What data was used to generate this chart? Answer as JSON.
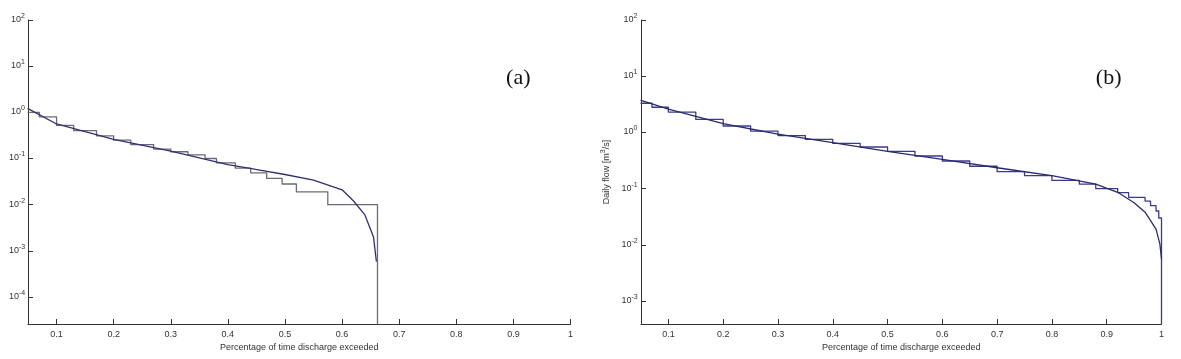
{
  "chart_data": [
    {
      "type": "line",
      "xlabel": "Percentage of time discharge exceeded",
      "annotations": [
        "(a)"
      ],
      "log": "y",
      "grid": false,
      "marker": "none",
      "line_style": "solid",
      "xlim": [
        0.05,
        1
      ],
      "xticks": [
        0.1,
        0.2,
        0.3,
        0.4,
        0.5,
        0.6,
        0.7,
        0.8,
        0.9,
        1
      ],
      "ylim": [
        2.6e-05,
        100
      ],
      "yticks": [
        {
          "value": 0.0001,
          "label": "10$^{-4}$"
        },
        {
          "value": 0.001,
          "label": "10$^{-3}$"
        },
        {
          "value": 0.01,
          "label": "10$^{-2}$"
        },
        {
          "value": 0.1,
          "label": "10$^{-1}$"
        },
        {
          "value": 1,
          "label": "10$^{0}$"
        },
        {
          "value": 10,
          "label": "10$^{1}$"
        },
        {
          "value": 100,
          "label": "10$^{2}$"
        }
      ],
      "series": [
        {
          "type": "step",
          "color": "#6b6b78",
          "x": [
            0.05,
            0.07,
            0.1,
            0.13,
            0.17,
            0.2,
            0.23,
            0.27,
            0.3,
            0.33,
            0.36,
            0.38,
            0.413,
            0.44,
            0.468,
            0.495,
            0.52,
            0.575,
            0.662
          ],
          "values": [
            1.0,
            0.8,
            0.52,
            0.4,
            0.31,
            0.25,
            0.2,
            0.16,
            0.14,
            0.12,
            0.1,
            0.08,
            0.062,
            0.049,
            0.037,
            0.028,
            0.019,
            0.01,
            2.6e-05
          ]
        },
        {
          "type": "line",
          "color": "#303070",
          "x": [
            0.05,
            0.1,
            0.2,
            0.3,
            0.4,
            0.5,
            0.55,
            0.6,
            0.62,
            0.64,
            0.655,
            0.66
          ],
          "values": [
            1.2,
            0.56,
            0.26,
            0.145,
            0.074,
            0.045,
            0.034,
            0.021,
            0.012,
            0.006,
            0.002,
            0.0006
          ]
        }
      ]
    },
    {
      "type": "line",
      "xlabel": "Percentage of time discharge exceeded",
      "ylabel": "Daily flow [m$^{3}$/s]",
      "annotations": [
        "(b)"
      ],
      "log": "y",
      "grid": false,
      "marker": "none",
      "line_style": "solid",
      "xlim": [
        0.05,
        1
      ],
      "xticks": [
        0.1,
        0.2,
        0.3,
        0.4,
        0.5,
        0.6,
        0.7,
        0.8,
        0.9,
        1
      ],
      "ylim": [
        0.00039,
        100
      ],
      "yticks": [
        {
          "value": 0.001,
          "label": "10$^{-3}$"
        },
        {
          "value": 0.01,
          "label": "10$^{-2}$"
        },
        {
          "value": 0.1,
          "label": "10$^{-1}$"
        },
        {
          "value": 1,
          "label": "10$^{0}$"
        },
        {
          "value": 10,
          "label": "10$^{1}$"
        },
        {
          "value": 100,
          "label": "10$^{2}$"
        }
      ],
      "series": [
        {
          "type": "step",
          "color": "#3b3b8a",
          "x": [
            0.05,
            0.07,
            0.1,
            0.15,
            0.2,
            0.25,
            0.3,
            0.35,
            0.4,
            0.45,
            0.5,
            0.55,
            0.6,
            0.65,
            0.7,
            0.75,
            0.8,
            0.85,
            0.88,
            0.92,
            0.94,
            0.97,
            0.98,
            0.99,
            0.995,
            1.0
          ],
          "values": [
            3.3,
            2.8,
            2.3,
            1.7,
            1.3,
            1.05,
            0.88,
            0.75,
            0.64,
            0.55,
            0.46,
            0.38,
            0.31,
            0.25,
            0.2,
            0.17,
            0.14,
            0.12,
            0.1,
            0.085,
            0.07,
            0.06,
            0.05,
            0.04,
            0.03,
            0.00039
          ]
        },
        {
          "type": "line",
          "color": "#2a2a6e",
          "x": [
            0.05,
            0.1,
            0.2,
            0.3,
            0.4,
            0.5,
            0.6,
            0.7,
            0.8,
            0.88,
            0.92,
            0.95,
            0.97,
            0.99,
            0.997,
            1.0
          ],
          "values": [
            3.7,
            2.6,
            1.43,
            0.93,
            0.66,
            0.46,
            0.33,
            0.235,
            0.17,
            0.12,
            0.086,
            0.056,
            0.038,
            0.019,
            0.0104,
            0.0056
          ]
        }
      ]
    }
  ]
}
※ ※ ※
To do:
With the pictures left out, transcribe the material exactly.

Full solution:
What data was used to generate this chart? Answer as JSON.
{
  "chart_data": [
    {
      "type": "line",
      "xlabel": "Percentage of time discharge exceeded",
      "annotations": [
        "(a)"
      ],
      "log": "y",
      "grid": false,
      "marker": "none",
      "line_style": "solid",
      "xlim": [
        0.05,
        1
      ],
      "xticks": [
        0.1,
        0.2,
        0.3,
        0.4,
        0.5,
        0.6,
        0.7,
        0.8,
        0.9,
        1
      ],
      "ylim": [
        2.6e-05,
        100
      ],
      "yticks": [
        {
          "value": 0.0001,
          "label": "10$^{-4}$"
        },
        {
          "value": 0.001,
          "label": "10$^{-3}$"
        },
        {
          "value": 0.01,
          "label": "10$^{-2}$"
        },
        {
          "value": 0.1,
          "label": "10$^{-1}$"
        },
        {
          "value": 1,
          "label": "10$^{0}$"
        },
        {
          "value": 10,
          "label": "10$^{1}$"
        },
        {
          "value": 100,
          "label": "10$^{2}$"
        }
      ],
      "series": [
        {
          "type": "step",
          "color": "#6b6b78",
          "x": [
            0.05,
            0.07,
            0.1,
            0.13,
            0.17,
            0.2,
            0.23,
            0.27,
            0.3,
            0.33,
            0.36,
            0.38,
            0.413,
            0.44,
            0.468,
            0.495,
            0.52,
            0.575,
            0.662
          ],
          "values": [
            1.0,
            0.8,
            0.52,
            0.4,
            0.31,
            0.25,
            0.2,
            0.16,
            0.14,
            0.12,
            0.1,
            0.08,
            0.062,
            0.049,
            0.037,
            0.028,
            0.019,
            0.01,
            2.6e-05
          ]
        },
        {
          "type": "line",
          "color": "#303070",
          "x": [
            0.05,
            0.1,
            0.2,
            0.3,
            0.4,
            0.5,
            0.55,
            0.6,
            0.62,
            0.64,
            0.655,
            0.66
          ],
          "values": [
            1.2,
            0.56,
            0.26,
            0.145,
            0.074,
            0.045,
            0.034,
            0.021,
            0.012,
            0.006,
            0.002,
            0.0006
          ]
        }
      ]
    },
    {
      "type": "line",
      "xlabel": "Percentage of time discharge exceeded",
      "ylabel": "Daily flow [m$^{3}$/s]",
      "annotations": [
        "(b)"
      ],
      "log": "y",
      "grid": false,
      "marker": "none",
      "line_style": "solid",
      "xlim": [
        0.05,
        1
      ],
      "xticks": [
        0.1,
        0.2,
        0.3,
        0.4,
        0.5,
        0.6,
        0.7,
        0.8,
        0.9,
        1
      ],
      "ylim": [
        0.00039,
        100
      ],
      "yticks": [
        {
          "value": 0.001,
          "label": "10$^{-3}$"
        },
        {
          "value": 0.01,
          "label": "10$^{-2}$"
        },
        {
          "value": 0.1,
          "label": "10$^{-1}$"
        },
        {
          "value": 1,
          "label": "10$^{0}$"
        },
        {
          "value": 10,
          "label": "10$^{1}$"
        },
        {
          "value": 100,
          "label": "10$^{2}$"
        }
      ],
      "series": [
        {
          "type": "step",
          "color": "#3b3b8a",
          "x": [
            0.05,
            0.07,
            0.1,
            0.15,
            0.2,
            0.25,
            0.3,
            0.35,
            0.4,
            0.45,
            0.5,
            0.55,
            0.6,
            0.65,
            0.7,
            0.75,
            0.8,
            0.85,
            0.88,
            0.92,
            0.94,
            0.97,
            0.98,
            0.99,
            0.995,
            1.0
          ],
          "values": [
            3.3,
            2.8,
            2.3,
            1.7,
            1.3,
            1.05,
            0.88,
            0.75,
            0.64,
            0.55,
            0.46,
            0.38,
            0.31,
            0.25,
            0.2,
            0.17,
            0.14,
            0.12,
            0.1,
            0.085,
            0.07,
            0.06,
            0.05,
            0.04,
            0.03,
            0.00039
          ]
        },
        {
          "type": "line",
          "color": "#2a2a6e",
          "x": [
            0.05,
            0.1,
            0.2,
            0.3,
            0.4,
            0.5,
            0.6,
            0.7,
            0.8,
            0.88,
            0.92,
            0.95,
            0.97,
            0.99,
            0.997,
            1.0
          ],
          "values": [
            3.7,
            2.6,
            1.43,
            0.93,
            0.66,
            0.46,
            0.33,
            0.235,
            0.17,
            0.12,
            0.086,
            0.056,
            0.038,
            0.019,
            0.0104,
            0.0056
          ]
        }
      ]
    }
  ]
}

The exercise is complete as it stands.